* WHAT THE TASK ASKS *
Print all of the data exactly as written.

* THE DATA *
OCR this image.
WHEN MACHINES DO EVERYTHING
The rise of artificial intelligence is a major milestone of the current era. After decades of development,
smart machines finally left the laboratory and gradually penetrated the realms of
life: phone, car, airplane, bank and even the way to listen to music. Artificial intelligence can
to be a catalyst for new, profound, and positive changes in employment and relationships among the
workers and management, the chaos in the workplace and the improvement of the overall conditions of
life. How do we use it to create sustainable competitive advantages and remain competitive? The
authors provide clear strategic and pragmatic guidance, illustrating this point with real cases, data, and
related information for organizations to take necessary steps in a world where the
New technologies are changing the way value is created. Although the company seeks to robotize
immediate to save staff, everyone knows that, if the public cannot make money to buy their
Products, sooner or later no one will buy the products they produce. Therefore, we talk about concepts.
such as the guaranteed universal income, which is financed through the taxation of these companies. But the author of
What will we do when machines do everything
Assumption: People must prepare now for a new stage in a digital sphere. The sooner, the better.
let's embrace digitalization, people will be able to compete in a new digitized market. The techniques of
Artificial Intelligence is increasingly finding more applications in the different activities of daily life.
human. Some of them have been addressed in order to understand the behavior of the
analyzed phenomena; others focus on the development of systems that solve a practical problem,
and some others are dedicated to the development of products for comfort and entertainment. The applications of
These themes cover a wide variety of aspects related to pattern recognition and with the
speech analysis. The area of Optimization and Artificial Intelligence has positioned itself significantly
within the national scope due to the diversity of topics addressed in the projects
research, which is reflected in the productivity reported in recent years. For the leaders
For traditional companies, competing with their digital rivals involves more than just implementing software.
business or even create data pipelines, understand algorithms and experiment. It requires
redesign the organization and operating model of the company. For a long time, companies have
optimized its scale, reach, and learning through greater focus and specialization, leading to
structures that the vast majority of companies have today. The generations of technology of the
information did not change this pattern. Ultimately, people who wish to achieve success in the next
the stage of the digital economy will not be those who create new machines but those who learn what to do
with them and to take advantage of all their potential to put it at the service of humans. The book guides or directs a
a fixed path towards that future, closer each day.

* RESULT FOR THIS TASK *
OCR this image.
WHEN MACHINES DO EVERYTHING
The rise of artificial intelligence is a major milestone of the current era. After decades of development,
smart machines finally left the laboratory and gradually penetrated the realms of
life: phone, car, airplane, bank and even the way to listen to music. Artificial intelligence can
to be a catalyst for new, profound, and positive changes in employment and relationships among the
workers and management, the chaos in the workplace and the improvement of the overall conditions of
life. How do we use it to create sustainable competitive advantages and remain competitive? The
authors provide clear strategic and pragmatic guidance, illustrating this point with real cases, data, and
related information for organizations to take necessary steps in a world where the
New technologies are changing the way value is created. Although the company seeks to robotize
immediate to save staff, everyone knows that, if the public cannot make money to buy their
Products, sooner or later no one will buy the products they produce. Therefore, we talk about concepts.
such as the guaranteed universal income, which is financed through the taxation of these companies. But the author of
What will we do when machines do everything
Assumption: People must prepare now for a new stage in a digital sphere. The sooner, the better.
let's embrace digitalization, people will be able to compete in a new digitized market. The techniques of
Artificial Intelligence is increasingly finding more applications in the different activities of daily life.
human. Some of them have been addressed in order to understand the behavior of the
analyzed phenomena; others focus on the development of systems that solve a practical problem,
and some others are dedicated to the development of products for comfort and entertainment. The applications of
These themes cover a wide variety of aspects related to pattern recognition and with the
speech analysis. The area of Optimization and Artificial Intelligence has positioned itself significantly
within the national scope due to the diversity of topics addressed in the projects
research, which is reflected in the productivity reported in recent years. For the leaders
For traditional companies, competing with their digital rivals involves more than just implementing software.
business or even create data pipelines, understand algorithms and experiment. It requires
redesign the organization and operating model of the company. For a long time, companies have
optimized its scale, reach, and learning through greater focus and specialization, leading to
structures that the vast majority of companies have today. The generations of technology of the
information did not change this pattern. Ultimately, people who wish to achieve success in the next
the stage of the digital economy will not be those who create new machines but those who learn what to do
with them and to take advantage of all their potential to put it at the service of humans. The book guides or directs a
a fixed path towards that future, closer each day.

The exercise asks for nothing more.